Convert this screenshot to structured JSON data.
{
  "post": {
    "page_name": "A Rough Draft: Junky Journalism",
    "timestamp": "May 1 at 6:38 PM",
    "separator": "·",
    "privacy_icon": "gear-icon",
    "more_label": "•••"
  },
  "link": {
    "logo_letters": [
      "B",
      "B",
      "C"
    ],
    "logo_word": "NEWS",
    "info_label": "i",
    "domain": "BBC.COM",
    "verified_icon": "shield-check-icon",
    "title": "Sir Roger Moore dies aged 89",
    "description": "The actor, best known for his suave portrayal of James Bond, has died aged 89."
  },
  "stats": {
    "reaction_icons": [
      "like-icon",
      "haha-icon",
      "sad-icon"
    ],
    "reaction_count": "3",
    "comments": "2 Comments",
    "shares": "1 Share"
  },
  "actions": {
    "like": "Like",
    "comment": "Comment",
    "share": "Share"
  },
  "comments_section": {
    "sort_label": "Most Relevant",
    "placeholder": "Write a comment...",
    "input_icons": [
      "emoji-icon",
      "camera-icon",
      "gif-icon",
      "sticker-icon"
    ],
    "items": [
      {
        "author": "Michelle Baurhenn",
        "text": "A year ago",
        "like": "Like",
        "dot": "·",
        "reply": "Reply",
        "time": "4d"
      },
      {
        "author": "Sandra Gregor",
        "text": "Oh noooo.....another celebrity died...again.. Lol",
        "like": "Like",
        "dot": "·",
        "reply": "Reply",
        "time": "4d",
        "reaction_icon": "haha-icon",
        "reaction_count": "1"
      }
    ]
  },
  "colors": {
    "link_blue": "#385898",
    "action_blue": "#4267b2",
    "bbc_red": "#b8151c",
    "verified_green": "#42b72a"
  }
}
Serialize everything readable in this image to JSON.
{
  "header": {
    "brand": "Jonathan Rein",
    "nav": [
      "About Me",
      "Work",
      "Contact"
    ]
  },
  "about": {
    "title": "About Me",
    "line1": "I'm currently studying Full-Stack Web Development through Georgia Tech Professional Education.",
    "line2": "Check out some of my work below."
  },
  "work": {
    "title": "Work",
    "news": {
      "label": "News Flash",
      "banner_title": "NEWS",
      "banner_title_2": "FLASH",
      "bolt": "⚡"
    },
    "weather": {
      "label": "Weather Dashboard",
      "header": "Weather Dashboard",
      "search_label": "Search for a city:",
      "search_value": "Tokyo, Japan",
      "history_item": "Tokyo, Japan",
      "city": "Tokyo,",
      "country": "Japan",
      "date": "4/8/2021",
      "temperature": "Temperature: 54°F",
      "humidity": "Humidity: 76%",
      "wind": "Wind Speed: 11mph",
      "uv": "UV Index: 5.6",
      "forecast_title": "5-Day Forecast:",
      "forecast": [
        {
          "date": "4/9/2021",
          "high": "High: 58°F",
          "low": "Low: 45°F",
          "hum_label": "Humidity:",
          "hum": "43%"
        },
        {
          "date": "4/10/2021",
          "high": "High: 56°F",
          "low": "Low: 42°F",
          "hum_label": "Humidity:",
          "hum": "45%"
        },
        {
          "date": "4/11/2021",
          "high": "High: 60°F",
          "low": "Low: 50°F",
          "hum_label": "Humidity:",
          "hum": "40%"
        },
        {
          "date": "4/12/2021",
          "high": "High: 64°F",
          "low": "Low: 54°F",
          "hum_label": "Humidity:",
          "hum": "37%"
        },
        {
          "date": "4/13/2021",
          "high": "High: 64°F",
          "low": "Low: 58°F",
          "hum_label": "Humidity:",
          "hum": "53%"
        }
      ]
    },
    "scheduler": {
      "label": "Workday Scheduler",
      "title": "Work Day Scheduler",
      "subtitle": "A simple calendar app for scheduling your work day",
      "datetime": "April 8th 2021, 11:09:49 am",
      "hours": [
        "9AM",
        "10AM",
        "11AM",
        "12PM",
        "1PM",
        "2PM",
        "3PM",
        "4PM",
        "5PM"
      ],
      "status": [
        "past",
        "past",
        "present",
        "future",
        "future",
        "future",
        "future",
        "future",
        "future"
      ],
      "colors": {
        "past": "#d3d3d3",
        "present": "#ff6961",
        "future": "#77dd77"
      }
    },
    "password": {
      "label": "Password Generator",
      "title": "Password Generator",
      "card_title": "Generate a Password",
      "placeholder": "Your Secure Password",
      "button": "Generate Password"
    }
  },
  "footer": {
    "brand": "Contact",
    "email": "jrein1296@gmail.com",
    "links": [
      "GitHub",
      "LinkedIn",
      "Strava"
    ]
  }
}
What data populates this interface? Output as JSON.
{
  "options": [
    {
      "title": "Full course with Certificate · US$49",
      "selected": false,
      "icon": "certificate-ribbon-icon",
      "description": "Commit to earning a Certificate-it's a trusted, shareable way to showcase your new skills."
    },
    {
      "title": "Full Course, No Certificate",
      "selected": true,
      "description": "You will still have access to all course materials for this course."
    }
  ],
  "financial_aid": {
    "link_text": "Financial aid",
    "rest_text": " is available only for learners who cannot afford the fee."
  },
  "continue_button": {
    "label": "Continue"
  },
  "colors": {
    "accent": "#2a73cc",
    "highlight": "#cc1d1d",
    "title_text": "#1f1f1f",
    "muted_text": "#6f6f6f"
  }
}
____
TASK TO CARRY OUT: Count the lines above that contain the word "Generate", and give only that number.

FINAL RESULT: 2